Task prompt: Copy out all lines with the word "stun" in them.

── Dataset extract

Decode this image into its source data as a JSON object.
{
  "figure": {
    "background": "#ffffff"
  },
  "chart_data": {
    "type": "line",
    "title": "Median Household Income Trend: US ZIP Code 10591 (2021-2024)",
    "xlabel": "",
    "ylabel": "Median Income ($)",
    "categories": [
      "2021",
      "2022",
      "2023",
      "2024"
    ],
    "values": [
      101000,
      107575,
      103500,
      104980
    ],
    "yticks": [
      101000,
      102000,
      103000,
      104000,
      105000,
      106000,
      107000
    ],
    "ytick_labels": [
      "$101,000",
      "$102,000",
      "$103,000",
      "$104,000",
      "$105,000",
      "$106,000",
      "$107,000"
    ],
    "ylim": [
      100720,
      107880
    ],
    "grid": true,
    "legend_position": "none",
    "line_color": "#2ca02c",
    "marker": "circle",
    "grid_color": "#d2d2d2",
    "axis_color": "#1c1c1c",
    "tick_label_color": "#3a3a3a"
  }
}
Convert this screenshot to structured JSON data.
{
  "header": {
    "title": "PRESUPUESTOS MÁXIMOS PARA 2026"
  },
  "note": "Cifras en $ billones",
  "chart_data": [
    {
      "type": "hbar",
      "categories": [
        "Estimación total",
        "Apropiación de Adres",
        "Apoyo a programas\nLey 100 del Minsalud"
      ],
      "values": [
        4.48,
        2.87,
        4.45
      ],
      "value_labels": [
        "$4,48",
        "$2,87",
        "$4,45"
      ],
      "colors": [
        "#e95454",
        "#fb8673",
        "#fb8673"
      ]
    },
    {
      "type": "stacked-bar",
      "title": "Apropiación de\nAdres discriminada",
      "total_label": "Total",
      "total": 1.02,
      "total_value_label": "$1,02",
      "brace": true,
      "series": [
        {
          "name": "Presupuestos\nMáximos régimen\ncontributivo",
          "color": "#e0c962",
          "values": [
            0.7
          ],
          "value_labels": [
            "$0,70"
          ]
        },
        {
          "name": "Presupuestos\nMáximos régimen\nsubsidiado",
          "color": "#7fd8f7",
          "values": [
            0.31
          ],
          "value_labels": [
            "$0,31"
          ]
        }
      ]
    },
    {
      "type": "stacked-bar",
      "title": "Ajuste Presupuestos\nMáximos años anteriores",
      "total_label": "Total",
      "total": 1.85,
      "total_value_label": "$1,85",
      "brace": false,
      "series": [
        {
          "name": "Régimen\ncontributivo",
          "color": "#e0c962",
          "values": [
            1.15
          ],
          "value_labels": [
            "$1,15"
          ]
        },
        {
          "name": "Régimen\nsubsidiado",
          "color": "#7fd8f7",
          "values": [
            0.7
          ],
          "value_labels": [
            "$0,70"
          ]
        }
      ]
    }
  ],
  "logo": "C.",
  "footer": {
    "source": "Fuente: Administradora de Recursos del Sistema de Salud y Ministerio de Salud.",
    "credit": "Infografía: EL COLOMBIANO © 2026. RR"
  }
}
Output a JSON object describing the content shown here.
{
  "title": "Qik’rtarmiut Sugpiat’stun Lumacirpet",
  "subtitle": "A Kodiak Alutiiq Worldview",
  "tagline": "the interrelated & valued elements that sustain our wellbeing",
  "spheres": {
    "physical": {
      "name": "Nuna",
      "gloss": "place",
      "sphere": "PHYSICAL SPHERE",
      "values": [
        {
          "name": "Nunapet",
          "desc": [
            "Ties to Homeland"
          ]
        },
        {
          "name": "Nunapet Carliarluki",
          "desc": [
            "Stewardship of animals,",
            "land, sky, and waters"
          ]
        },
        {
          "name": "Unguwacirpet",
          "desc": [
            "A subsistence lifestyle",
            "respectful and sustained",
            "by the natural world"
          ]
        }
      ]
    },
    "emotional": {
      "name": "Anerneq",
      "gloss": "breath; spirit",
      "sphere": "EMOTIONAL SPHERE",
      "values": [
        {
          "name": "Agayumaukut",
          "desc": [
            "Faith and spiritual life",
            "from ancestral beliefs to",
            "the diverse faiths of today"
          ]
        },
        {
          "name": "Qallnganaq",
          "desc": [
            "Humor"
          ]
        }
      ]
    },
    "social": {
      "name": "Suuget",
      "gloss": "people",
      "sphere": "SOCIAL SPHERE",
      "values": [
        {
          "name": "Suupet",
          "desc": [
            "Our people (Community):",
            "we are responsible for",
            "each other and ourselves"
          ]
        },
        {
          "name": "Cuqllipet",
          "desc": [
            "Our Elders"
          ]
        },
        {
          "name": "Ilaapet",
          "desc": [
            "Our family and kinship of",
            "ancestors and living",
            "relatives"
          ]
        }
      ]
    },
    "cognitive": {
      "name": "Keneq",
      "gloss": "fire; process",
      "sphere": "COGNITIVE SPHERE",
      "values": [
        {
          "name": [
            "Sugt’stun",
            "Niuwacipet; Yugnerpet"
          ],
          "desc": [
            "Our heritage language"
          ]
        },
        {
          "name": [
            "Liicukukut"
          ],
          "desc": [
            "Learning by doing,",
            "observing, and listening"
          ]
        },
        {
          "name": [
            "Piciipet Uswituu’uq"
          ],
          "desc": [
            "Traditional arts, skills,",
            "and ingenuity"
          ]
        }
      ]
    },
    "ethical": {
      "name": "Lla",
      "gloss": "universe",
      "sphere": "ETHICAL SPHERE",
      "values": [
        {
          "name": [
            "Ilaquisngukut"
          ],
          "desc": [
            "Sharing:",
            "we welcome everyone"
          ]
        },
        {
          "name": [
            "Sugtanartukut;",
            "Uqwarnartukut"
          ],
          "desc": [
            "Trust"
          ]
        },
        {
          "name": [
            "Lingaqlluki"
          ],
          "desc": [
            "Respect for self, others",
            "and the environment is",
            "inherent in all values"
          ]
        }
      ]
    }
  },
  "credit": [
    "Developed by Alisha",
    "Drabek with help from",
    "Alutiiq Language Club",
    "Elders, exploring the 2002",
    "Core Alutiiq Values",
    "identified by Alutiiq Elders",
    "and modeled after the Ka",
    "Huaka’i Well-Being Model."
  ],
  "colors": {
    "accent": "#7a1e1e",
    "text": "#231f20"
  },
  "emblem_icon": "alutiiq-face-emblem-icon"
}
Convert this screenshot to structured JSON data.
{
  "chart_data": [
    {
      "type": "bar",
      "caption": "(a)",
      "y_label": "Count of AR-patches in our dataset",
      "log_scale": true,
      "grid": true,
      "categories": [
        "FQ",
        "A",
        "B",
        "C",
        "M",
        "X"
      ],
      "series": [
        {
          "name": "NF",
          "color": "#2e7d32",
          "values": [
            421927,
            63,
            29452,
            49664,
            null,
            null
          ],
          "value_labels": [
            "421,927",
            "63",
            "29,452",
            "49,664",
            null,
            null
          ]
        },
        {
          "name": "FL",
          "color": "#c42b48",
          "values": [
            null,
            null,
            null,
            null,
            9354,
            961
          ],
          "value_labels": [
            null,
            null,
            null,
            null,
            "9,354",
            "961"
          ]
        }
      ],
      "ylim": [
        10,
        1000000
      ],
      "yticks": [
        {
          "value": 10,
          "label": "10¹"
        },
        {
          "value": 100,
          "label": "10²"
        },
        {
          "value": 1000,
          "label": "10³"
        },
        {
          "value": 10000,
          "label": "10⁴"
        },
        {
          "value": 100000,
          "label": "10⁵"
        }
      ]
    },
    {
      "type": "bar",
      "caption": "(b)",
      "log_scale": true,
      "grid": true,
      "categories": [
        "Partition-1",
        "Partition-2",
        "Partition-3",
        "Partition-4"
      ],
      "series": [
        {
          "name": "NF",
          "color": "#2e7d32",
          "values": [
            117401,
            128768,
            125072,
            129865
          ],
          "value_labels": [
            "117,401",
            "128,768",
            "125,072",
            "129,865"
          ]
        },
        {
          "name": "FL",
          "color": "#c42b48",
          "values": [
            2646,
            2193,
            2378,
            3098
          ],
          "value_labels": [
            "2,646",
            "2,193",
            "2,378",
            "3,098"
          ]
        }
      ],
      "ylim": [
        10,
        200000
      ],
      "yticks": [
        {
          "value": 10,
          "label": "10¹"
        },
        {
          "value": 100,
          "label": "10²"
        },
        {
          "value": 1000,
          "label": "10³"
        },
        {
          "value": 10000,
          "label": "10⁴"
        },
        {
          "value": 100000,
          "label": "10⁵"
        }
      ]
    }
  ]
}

────

Exercise response:
  "title": "Qik’rtarmiut Sugpiat’stun Lumacirpet",
            "Sugt’stun",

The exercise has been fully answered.